» Record list
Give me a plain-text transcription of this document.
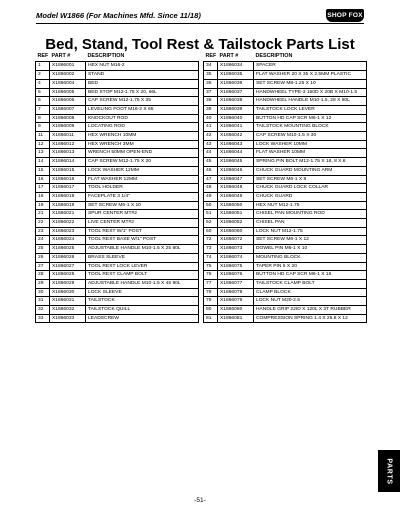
Model W1866 (For Machines Mfd. Since 11/18)	SHOP FOX
Bed, Stand, Tool Rest & Tailstock Parts List
REF	PART #	DESCRIPTION
1	X1866001	HEX NUT M16-2
2	X1866002	STAND
4	X1866004	BED
5	X1866005	BED STOP M12-1.75 X 20, 66L
6	X1866006	CAP SCREW M12-1.75 X 35
7	X1866007	LEVELING FOOT M16-2 X 65
8	X1866008	KNOCKOUT ROD
9	X1866009	LOCATING ROD
11	X1866011	HEX WRENCH 10MM
12	X1866012	HEX WRENCH 3MM
13	X1866013	WRENCH 50MM OPEN-END
14	X1866014	CAP SCREW M12-1.75 X 20
15	X1866015	LOCK WASHER 12MM
16	X1866016	FLAT WASHER 12MM
17	X1866017	TOOL HOLDER
18	X1866018	FACEPLATE 3 1/4"
19	X1866019	SET SCREW M6-1 X 10
21	X1866021	SPUR CENTER MT#2
22	X1866022	LIVE CENTER MT#2
23	X1866023	TOOL REST W/1" POST
24	X1866024	TOOL REST BASE W/1" POST
25	X1866025	ADJUSTABLE HANDLE M10-1.5 X 25 80L
26	X1866026	BRASS SLEEVE
27	X1866027	TOOL REST LOCK LEVER
28	X1866028	TOOL REST CLAMP BOLT
29	X1866029	ADJUSTABLE HANDLE M10-1.5 X 45 80L
30	X1866030	LOCK SLEEVE
31	X1866031	TAILSTOCK
32	X1866032	TAILSTOCK QUILL
33	X1866033	LEADSCREW
REF	PART #	DESCRIPTION
34	X1866034	SPACER
35	X1866035	FLAT WASHER 20 X 35 X 2.5MM PLASTIC
36	X1866036	SET SCREW M8-1.25 X 10
37	X1866037	HANDWHEEL TYPE-3 150D X 20B X M10-1.5
38	X1866038	HANDWHEEL HANDLE M10-1.5, 28 X 80L
39	X1866039	TAILSTOCK LOCK LEVER
40	X1866040	BUTTON HD CAP SCR M6-1 X 12
41	X1866041	TAILSTOCK MOUNTING BLOCK
42	X1866042	CAP SCREW M10-1.5 X 30
43	X1866043	LOCK WASHER 10MM
44	X1866044	FLAT WASHER 10MM
45	X1866045	SPRING PIN BOLT M12-1.75 X 18, 8 X 8
46	X1866046	CHUCK GUARD MOUNTING ARM
47	X1866047	SET SCREW M6-1 X 8
48	X1866048	CHUCK GUARD LOCK COLLAR
49	X1866049	CHUCK GUARD
50	X1866050	HEX NUT M12-1.75
51	X1866051	CHISEL PAN MOUNTING ROD
52	X1866052	CHISEL PAN
60	X1866060	LOCK NUT M12-1.75
72	X1866072	SET SCREW M6-1 X 12
73	X1866073	DOWEL PIN M6-1 X 10
74	X1866074	MOUNTING BLOCK
75	X1866075	TAPER PIN 6 X 20
76	X1866076	BUTTON HD CAP SCR M6-1 X 16
77	X1866077	TAILSTOCK CLAMP BOLT
78	X1866078	CLAMP BLOCK
79	X1866079	LOCK NUT M20-2.5
80	X1866080	HANDLE GRIP 22ID X 120L X 3T RUBBER
81	X1866081	COMPRESSION SPRING 1.4 X 25.8 X 12
PARTS
-51-
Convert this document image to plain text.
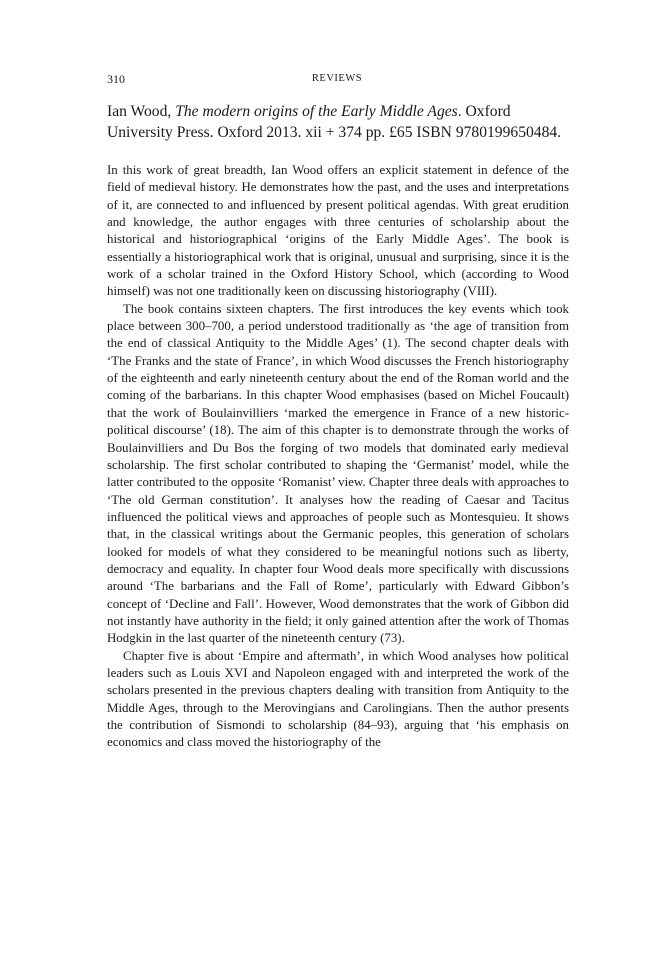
310	REVIEWS
Ian Wood, The modern origins of the Early Middle Ages. Oxford University Press. Oxford 2013. xii + 374 pp. £65 ISBN 9780199650484.

In this work of great breadth, Ian Wood offers an explicit statement in defence of the field of medieval history. He demonstrates how the past, and the uses and interpretations of it, are connected to and influenced by present political agendas. With great erudition and knowledge, the author engages with three centuries of scholarship about the historical and historiographical ‘origins of the Early Middle Ages’. The book is essentially a historiographical work that is original, unusual and surprising, since it is the work of a scholar trained in the Oxford History School, which (according to Wood himself) was not one traditionally keen on discussing historiography (VIII).

The book contains sixteen chapters. The first introduces the key events which took place between 300–700, a period understood traditionally as ‘the age of transition from the end of classical Antiquity to the Middle Ages’ (1). The second chapter deals with ‘The Franks and the state of France’, in which Wood discusses the French historiography of the eighteenth and early nineteenth century about the end of the Roman world and the coming of the barbarians. In this chapter Wood emphasises (based on Michel Foucault) that the work of Boulainvilliers ‘marked the emergence in France of a new historic-political discourse’ (18). The aim of this chapter is to demonstrate through the works of Boulainvilliers and Du Bos the forging of two models that dominated early medieval scholarship. The first scholar contributed to shaping the ‘Germanist’ model, while the latter contributed to the opposite ‘Romanist’ view. Chapter three deals with approaches to ‘The old German constitution’. It analyses how the reading of Caesar and Tacitus influenced the political views and approaches of people such as Montesquieu. It shows that, in the classical writings about the Germanic peoples, this generation of scholars looked for models of what they considered to be meaningful notions such as liberty, democracy and equality. In chapter four Wood deals more specifically with discussions around ‘The barbarians and the Fall of Rome’, particularly with Edward Gibbon’s concept of ‘Decline and Fall’. However, Wood demonstrates that the work of Gibbon did not instantly have authority in the field; it only gained attention after the work of Thomas Hodgkin in the last quarter of the nineteenth century (73).

Chapter five is about ‘Empire and aftermath’, in which Wood analyses how political leaders such as Louis XVI and Napoleon engaged with and interpreted the work of the scholars presented in the previous chapters dealing with transition from Antiquity to the Middle Ages, through to the Merovingians and Carolingians. Then the author presents the contribution of Sismondi to scholarship (84–93), arguing that ‘his emphasis on economics and class moved the historiography of the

» Description of the task
Your task is to repeat the data above exactly while excluding the pictures.

» Exercise result
Give me a plain-text transcription of this document.
Model W1866 (For Machines Mfd. Since 11/18)	SHOP FOX
Bed, Stand, Tool Rest & Tailstock Parts List
REF	PART #	DESCRIPTION
1	X1866001	HEX NUT M16-2
2	X1866002	STAND
4	X1866004	BED
5	X1866005	BED STOP M12-1.75 X 20, 66L
6	X1866006	CAP SCREW M12-1.75 X 35
7	X1866007	LEVELING FOOT M16-2 X 65
8	X1866008	KNOCKOUT ROD
9	X1866009	LOCATING ROD
11	X1866011	HEX WRENCH 10MM
12	X1866012	HEX WRENCH 3MM
13	X1866013	WRENCH 50MM OPEN-END
14	X1866014	CAP SCREW M12-1.75 X 20
15	X1866015	LOCK WASHER 12MM
16	X1866016	FLAT WASHER 12MM
17	X1866017	TOOL HOLDER
18	X1866018	FACEPLATE 3 1/4"
19	X1866019	SET SCREW M6-1 X 10
21	X1866021	SPUR CENTER MT#2
22	X1866022	LIVE CENTER MT#2
23	X1866023	TOOL REST W/1" POST
24	X1866024	TOOL REST BASE W/1" POST
25	X1866025	ADJUSTABLE HANDLE M10-1.5 X 25 80L
26	X1866026	BRASS SLEEVE
27	X1866027	TOOL REST LOCK LEVER
28	X1866028	TOOL REST CLAMP BOLT
29	X1866029	ADJUSTABLE HANDLE M10-1.5 X 45 80L
30	X1866030	LOCK SLEEVE
31	X1866031	TAILSTOCK
32	X1866032	TAILSTOCK QUILL
33	X1866033	LEADSCREW
REF	PART #	DESCRIPTION
34	X1866034	SPACER
35	X1866035	FLAT WASHER 20 X 35 X 2.5MM PLASTIC
36	X1866036	SET SCREW M8-1.25 X 10
37	X1866037	HANDWHEEL TYPE-3 150D X 20B X M10-1.5
38	X1866038	HANDWHEEL HANDLE M10-1.5, 28 X 80L
39	X1866039	TAILSTOCK LOCK LEVER
40	X1866040	BUTTON HD CAP SCR M6-1 X 12
41	X1866041	TAILSTOCK MOUNTING BLOCK
42	X1866042	CAP SCREW M10-1.5 X 30
43	X1866043	LOCK WASHER 10MM
44	X1866044	FLAT WASHER 10MM
45	X1866045	SPRING PIN BOLT M12-1.75 X 18, 8 X 8
46	X1866046	CHUCK GUARD MOUNTING ARM
47	X1866047	SET SCREW M6-1 X 8
48	X1866048	CHUCK GUARD LOCK COLLAR
49	X1866049	CHUCK GUARD
50	X1866050	HEX NUT M12-1.75
51	X1866051	CHISEL PAN MOUNTING ROD
52	X1866052	CHISEL PAN
60	X1866060	LOCK NUT M12-1.75
72	X1866072	SET SCREW M6-1 X 12
73	X1866073	DOWEL PIN M6-1 X 10
74	X1866074	MOUNTING BLOCK
75	X1866075	TAPER PIN 6 X 20
76	X1866076	BUTTON HD CAP SCR M6-1 X 16
77	X1866077	TAILSTOCK CLAMP BOLT
78	X1866078	CLAMP BLOCK
79	X1866079	LOCK NUT M20-2.5
80	X1866080	HANDLE GRIP 22ID X 120L X 3T RUBBER
81	X1866081	COMPRESSION SPRING 1.4 X 25.8 X 12
PARTS
-51-
Convert this document image to plain text.
310	REVIEWS
Ian Wood, The modern origins of the Early Middle Ages. Oxford University Press. Oxford 2013. xii + 374 pp. £65 ISBN 9780199650484.

In this work of great breadth, Ian Wood offers an explicit statement in defence of the field of medieval history. He demonstrates how the past, and the uses and interpretations of it, are connected to and influenced by present political agendas. With great erudition and knowledge, the author engages with three centuries of scholarship about the historical and historiographical ‘origins of the Early Middle Ages’. The book is essentially a historiographical work that is original, unusual and surprising, since it is the work of a scholar trained in the Oxford History School, which (according to Wood himself) was not one traditionally keen on discussing historiography (VIII).

The book contains sixteen chapters. The first introduces the key events which took place between 300–700, a period understood traditionally as ‘the age of transition from the end of classical Antiquity to the Middle Ages’ (1). The second chapter deals with ‘The Franks and the state of France’, in which Wood discusses the French historiography of the eighteenth and early nineteenth century about the end of the Roman world and the coming of the barbarians. In this chapter Wood emphasises (based on Michel Foucault) that the work of Boulainvilliers ‘marked the emergence in France of a new historic-political discourse’ (18). The aim of this chapter is to demonstrate through the works of Boulainvilliers and Du Bos the forging of two models that dominated early medieval scholarship. The first scholar contributed to shaping the ‘Germanist’ model, while the latter contributed to the opposite ‘Romanist’ view. Chapter three deals with approaches to ‘The old German constitution’. It analyses how the reading of Caesar and Tacitus influenced the political views and approaches of people such as Montesquieu. It shows that, in the classical writings about the Germanic peoples, this generation of scholars looked for models of what they considered to be meaningful notions such as liberty, democracy and equality. In chapter four Wood deals more specifically with discussions around ‘The barbarians and the Fall of Rome’, particularly with Edward Gibbon’s concept of ‘Decline and Fall’. However, Wood demonstrates that the work of Gibbon did not instantly have authority in the field; it only gained attention after the work of Thomas Hodgkin in the last quarter of the nineteenth century (73).

Chapter five is about ‘Empire and aftermath’, in which Wood analyses how political leaders such as Louis XVI and Napoleon engaged with and interpreted the work of the scholars presented in the previous chapters dealing with transition from Antiquity to the Middle Ages, through to the Merovingians and Carolingians. Then the author presents the contribution of Sismondi to scholarship (84–93), arguing that ‘his emphasis on economics and class moved the historiography of the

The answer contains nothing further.